Saved entries:
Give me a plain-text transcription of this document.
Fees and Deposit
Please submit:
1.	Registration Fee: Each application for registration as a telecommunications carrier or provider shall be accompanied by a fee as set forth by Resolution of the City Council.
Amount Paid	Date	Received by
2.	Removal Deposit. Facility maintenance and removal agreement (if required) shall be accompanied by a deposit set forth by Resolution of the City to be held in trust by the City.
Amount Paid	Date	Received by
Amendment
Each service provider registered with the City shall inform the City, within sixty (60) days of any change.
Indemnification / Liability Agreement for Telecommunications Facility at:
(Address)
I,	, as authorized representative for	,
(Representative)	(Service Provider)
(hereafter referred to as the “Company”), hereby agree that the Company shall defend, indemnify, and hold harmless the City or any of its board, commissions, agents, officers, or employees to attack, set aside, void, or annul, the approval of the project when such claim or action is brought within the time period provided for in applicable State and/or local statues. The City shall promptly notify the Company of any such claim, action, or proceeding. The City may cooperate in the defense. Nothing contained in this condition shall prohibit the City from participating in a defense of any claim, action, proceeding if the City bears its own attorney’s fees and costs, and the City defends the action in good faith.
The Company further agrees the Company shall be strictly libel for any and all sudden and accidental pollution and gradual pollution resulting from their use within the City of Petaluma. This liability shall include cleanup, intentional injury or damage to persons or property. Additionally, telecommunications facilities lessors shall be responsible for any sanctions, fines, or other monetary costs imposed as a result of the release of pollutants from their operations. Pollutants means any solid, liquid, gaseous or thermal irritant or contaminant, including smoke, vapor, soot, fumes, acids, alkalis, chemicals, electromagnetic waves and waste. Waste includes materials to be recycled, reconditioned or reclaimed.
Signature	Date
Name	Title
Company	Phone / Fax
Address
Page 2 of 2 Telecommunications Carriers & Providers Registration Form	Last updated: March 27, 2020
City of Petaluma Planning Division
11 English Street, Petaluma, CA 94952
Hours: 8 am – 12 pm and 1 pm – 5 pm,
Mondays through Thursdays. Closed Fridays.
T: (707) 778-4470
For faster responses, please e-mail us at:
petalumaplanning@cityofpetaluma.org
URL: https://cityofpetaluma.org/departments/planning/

Description of the task :: In the listing, find each line with the string "Facility" and copy it.

Written response ::
2.	Removal Deposit. Facility maintenance and removal agreement (if required) shall be accompanied by a deposit set forth by Resolution of the City to be held in trust by the City.
Indemnification / Liability Agreement for Telecommunications Facility at:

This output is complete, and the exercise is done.